### DATASET EXTRACT

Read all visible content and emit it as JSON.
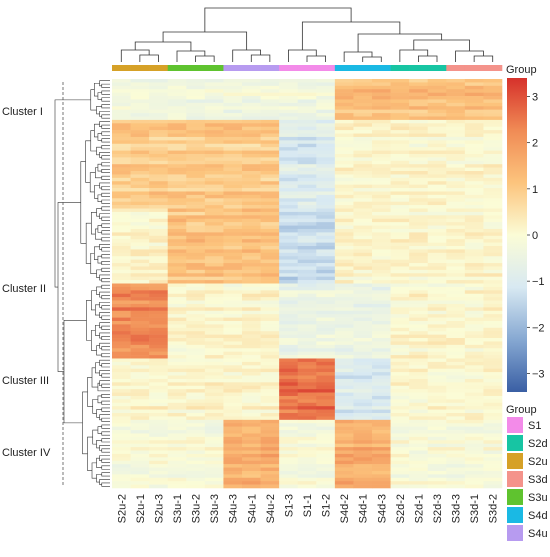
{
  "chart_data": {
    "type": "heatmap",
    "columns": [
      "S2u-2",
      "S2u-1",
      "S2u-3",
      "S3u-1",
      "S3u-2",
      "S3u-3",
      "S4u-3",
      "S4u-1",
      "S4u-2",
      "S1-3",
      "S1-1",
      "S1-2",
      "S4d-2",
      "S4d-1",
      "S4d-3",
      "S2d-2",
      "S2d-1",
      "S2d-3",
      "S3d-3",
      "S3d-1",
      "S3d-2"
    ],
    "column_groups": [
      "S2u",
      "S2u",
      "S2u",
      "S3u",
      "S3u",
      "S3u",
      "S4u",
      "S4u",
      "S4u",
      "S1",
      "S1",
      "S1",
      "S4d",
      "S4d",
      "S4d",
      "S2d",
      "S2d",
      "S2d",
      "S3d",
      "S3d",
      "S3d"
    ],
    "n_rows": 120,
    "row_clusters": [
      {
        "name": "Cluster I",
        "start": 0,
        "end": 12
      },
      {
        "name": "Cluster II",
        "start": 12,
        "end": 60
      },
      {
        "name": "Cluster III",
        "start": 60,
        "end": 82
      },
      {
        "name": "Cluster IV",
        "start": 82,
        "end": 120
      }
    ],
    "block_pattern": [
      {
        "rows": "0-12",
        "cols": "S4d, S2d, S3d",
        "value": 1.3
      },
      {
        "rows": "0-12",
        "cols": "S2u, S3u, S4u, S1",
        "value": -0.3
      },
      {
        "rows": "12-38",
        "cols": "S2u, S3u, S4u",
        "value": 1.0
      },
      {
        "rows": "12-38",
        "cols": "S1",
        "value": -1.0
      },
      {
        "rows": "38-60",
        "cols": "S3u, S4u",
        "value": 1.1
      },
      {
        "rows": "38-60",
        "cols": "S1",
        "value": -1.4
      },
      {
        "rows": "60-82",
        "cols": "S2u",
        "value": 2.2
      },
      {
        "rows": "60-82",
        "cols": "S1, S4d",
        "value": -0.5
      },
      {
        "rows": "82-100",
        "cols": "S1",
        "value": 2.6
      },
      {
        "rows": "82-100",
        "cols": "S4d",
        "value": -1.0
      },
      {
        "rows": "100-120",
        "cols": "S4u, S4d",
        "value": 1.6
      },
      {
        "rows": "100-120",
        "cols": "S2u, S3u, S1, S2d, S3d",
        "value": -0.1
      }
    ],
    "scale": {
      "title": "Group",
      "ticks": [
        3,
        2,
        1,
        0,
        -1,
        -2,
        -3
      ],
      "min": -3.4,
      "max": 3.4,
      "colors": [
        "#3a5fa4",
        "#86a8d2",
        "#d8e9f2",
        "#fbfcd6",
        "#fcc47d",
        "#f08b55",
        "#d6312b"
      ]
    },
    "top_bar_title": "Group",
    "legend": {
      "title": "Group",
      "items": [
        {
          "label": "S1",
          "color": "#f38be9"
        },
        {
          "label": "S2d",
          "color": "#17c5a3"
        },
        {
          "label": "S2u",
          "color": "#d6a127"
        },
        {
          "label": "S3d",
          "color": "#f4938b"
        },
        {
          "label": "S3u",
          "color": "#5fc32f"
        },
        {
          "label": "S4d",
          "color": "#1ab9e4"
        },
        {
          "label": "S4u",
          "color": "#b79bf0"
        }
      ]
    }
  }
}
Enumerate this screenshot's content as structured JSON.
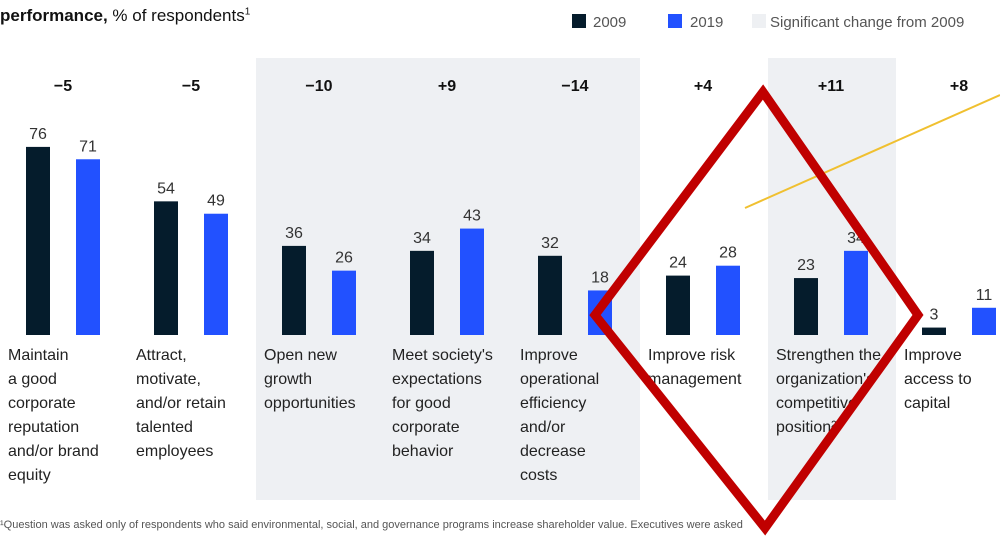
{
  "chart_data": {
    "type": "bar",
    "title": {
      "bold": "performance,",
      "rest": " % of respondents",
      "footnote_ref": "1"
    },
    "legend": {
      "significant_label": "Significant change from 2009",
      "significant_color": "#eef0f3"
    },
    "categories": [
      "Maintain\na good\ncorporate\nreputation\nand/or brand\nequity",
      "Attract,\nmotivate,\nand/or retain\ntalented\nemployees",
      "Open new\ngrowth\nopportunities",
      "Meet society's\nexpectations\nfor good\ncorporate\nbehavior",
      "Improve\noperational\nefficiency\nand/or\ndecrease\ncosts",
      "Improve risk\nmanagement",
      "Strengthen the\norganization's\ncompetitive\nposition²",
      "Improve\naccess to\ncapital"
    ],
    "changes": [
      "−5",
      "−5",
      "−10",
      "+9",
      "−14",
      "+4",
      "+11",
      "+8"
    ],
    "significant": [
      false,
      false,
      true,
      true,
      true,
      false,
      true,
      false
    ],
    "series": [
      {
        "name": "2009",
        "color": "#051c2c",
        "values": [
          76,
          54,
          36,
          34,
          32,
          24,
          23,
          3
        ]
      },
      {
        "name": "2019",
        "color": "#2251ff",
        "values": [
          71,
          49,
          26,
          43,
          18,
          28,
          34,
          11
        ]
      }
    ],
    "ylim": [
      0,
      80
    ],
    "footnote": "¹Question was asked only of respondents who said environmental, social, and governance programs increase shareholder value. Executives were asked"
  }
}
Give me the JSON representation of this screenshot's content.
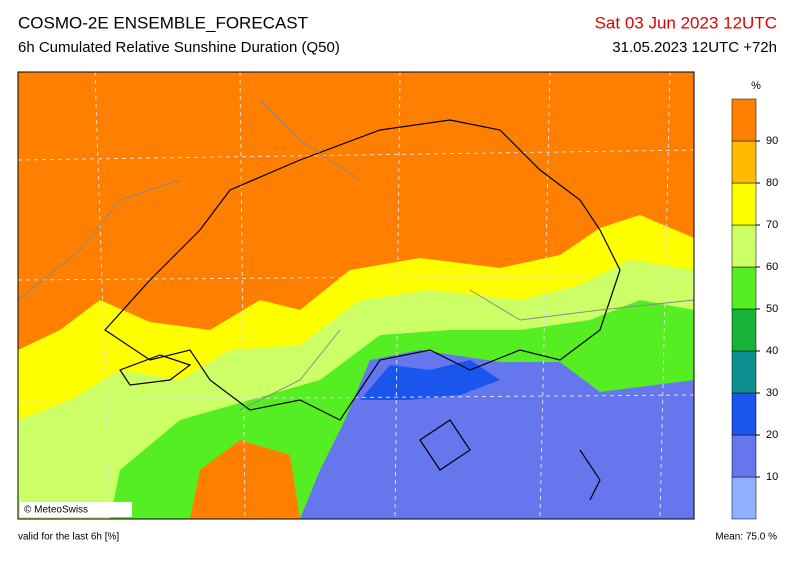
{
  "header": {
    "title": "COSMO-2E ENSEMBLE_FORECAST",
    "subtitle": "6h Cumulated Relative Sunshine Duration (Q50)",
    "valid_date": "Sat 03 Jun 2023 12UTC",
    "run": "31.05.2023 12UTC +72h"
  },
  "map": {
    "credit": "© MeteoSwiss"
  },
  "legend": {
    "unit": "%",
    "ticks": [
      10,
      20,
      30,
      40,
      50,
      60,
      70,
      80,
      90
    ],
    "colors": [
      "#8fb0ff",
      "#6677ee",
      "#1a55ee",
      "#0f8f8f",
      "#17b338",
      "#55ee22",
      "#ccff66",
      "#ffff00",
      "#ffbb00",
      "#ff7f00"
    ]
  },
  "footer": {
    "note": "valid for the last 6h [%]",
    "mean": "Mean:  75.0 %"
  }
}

### WHAT IS EXPECTED
Quote each entry above verbatim and drop the pictures.

### TASK OUTPUT
Read all visible content and emit it as JSON.
{
  "chart_data": {
    "type": "heatmap",
    "columns": [
      "S2u-2",
      "S2u-1",
      "S2u-3",
      "S3u-1",
      "S3u-2",
      "S3u-3",
      "S4u-3",
      "S4u-1",
      "S4u-2",
      "S1-3",
      "S1-1",
      "S1-2",
      "S4d-2",
      "S4d-1",
      "S4d-3",
      "S2d-2",
      "S2d-1",
      "S2d-3",
      "S3d-3",
      "S3d-1",
      "S3d-2"
    ],
    "column_groups": [
      "S2u",
      "S2u",
      "S2u",
      "S3u",
      "S3u",
      "S3u",
      "S4u",
      "S4u",
      "S4u",
      "S1",
      "S1",
      "S1",
      "S4d",
      "S4d",
      "S4d",
      "S2d",
      "S2d",
      "S2d",
      "S3d",
      "S3d",
      "S3d"
    ],
    "n_rows": 120,
    "row_clusters": [
      {
        "name": "Cluster I",
        "start": 0,
        "end": 12
      },
      {
        "name": "Cluster II",
        "start": 12,
        "end": 60
      },
      {
        "name": "Cluster III",
        "start": 60,
        "end": 82
      },
      {
        "name": "Cluster IV",
        "start": 82,
        "end": 120
      }
    ],
    "block_pattern": [
      {
        "rows": "0-12",
        "cols": "S4d, S2d, S3d",
        "value": 1.3
      },
      {
        "rows": "0-12",
        "cols": "S2u, S3u, S4u, S1",
        "value": -0.3
      },
      {
        "rows": "12-38",
        "cols": "S2u, S3u, S4u",
        "value": 1.0
      },
      {
        "rows": "12-38",
        "cols": "S1",
        "value": -1.0
      },
      {
        "rows": "38-60",
        "cols": "S3u, S4u",
        "value": 1.1
      },
      {
        "rows": "38-60",
        "cols": "S1",
        "value": -1.4
      },
      {
        "rows": "60-82",
        "cols": "S2u",
        "value": 2.2
      },
      {
        "rows": "60-82",
        "cols": "S1, S4d",
        "value": -0.5
      },
      {
        "rows": "82-100",
        "cols": "S1",
        "value": 2.6
      },
      {
        "rows": "82-100",
        "cols": "S4d",
        "value": -1.0
      },
      {
        "rows": "100-120",
        "cols": "S4u, S4d",
        "value": 1.6
      },
      {
        "rows": "100-120",
        "cols": "S2u, S3u, S1, S2d, S3d",
        "value": -0.1
      }
    ],
    "scale": {
      "title": "Group",
      "ticks": [
        3,
        2,
        1,
        0,
        -1,
        -2,
        -3
      ],
      "min": -3.4,
      "max": 3.4,
      "colors": [
        "#3a5fa4",
        "#86a8d2",
        "#d8e9f2",
        "#fbfcd6",
        "#fcc47d",
        "#f08b55",
        "#d6312b"
      ]
    },
    "top_bar_title": "Group",
    "legend": {
      "title": "Group",
      "items": [
        {
          "label": "S1",
          "color": "#f38be9"
        },
        {
          "label": "S2d",
          "color": "#17c5a3"
        },
        {
          "label": "S2u",
          "color": "#d6a127"
        },
        {
          "label": "S3d",
          "color": "#f4938b"
        },
        {
          "label": "S3u",
          "color": "#5fc32f"
        },
        {
          "label": "S4d",
          "color": "#1ab9e4"
        },
        {
          "label": "S4u",
          "color": "#b79bf0"
        }
      ]
    }
  }
}
Enumerate this screenshot's content as structured JSON.
{
  "chart_data": {
    "type": "bar",
    "title": {
      "bold": "performance,",
      "rest": " % of respondents",
      "footnote_ref": "1"
    },
    "legend": {
      "significant_label": "Significant change from 2009",
      "significant_color": "#eef0f3"
    },
    "categories": [
      "Maintain\na good\ncorporate\nreputation\nand/or brand\nequity",
      "Attract,\nmotivate,\nand/or retain\ntalented\nemployees",
      "Open new\ngrowth\nopportunities",
      "Meet society's\nexpectations\nfor good\ncorporate\nbehavior",
      "Improve\noperational\nefficiency\nand/or\ndecrease\ncosts",
      "Improve risk\nmanagement",
      "Strengthen the\norganization's\ncompetitive\nposition²",
      "Improve\naccess to\ncapital"
    ],
    "changes": [
      "−5",
      "−5",
      "−10",
      "+9",
      "−14",
      "+4",
      "+11",
      "+8"
    ],
    "significant": [
      false,
      false,
      true,
      true,
      true,
      false,
      true,
      false
    ],
    "series": [
      {
        "name": "2009",
        "color": "#051c2c",
        "values": [
          76,
          54,
          36,
          34,
          32,
          24,
          23,
          3
        ]
      },
      {
        "name": "2019",
        "color": "#2251ff",
        "values": [
          71,
          49,
          26,
          43,
          18,
          28,
          34,
          11
        ]
      }
    ],
    "ylim": [
      0,
      80
    ],
    "footnote": "¹Question was asked only of respondents who said environmental, social, and governance programs increase shareholder value. Executives were asked"
  }
}
Give me the JSON representation of this screenshot's content.
{
  "header": {
    "title": "COSMO-2E ENSEMBLE_FORECAST",
    "subtitle": "6h Cumulated Relative Sunshine Duration (Q50)",
    "valid_date": "Sat 03 Jun 2023 12UTC",
    "run": "31.05.2023 12UTC +72h"
  },
  "map": {
    "credit": "© MeteoSwiss"
  },
  "legend": {
    "unit": "%",
    "ticks": [
      10,
      20,
      30,
      40,
      50,
      60,
      70,
      80,
      90
    ],
    "colors": [
      "#8fb0ff",
      "#6677ee",
      "#1a55ee",
      "#0f8f8f",
      "#17b338",
      "#55ee22",
      "#ccff66",
      "#ffff00",
      "#ffbb00",
      "#ff7f00"
    ]
  },
  "footer": {
    "note": "valid for the last 6h [%]",
    "mean": "Mean:  75.0 %"
  }
}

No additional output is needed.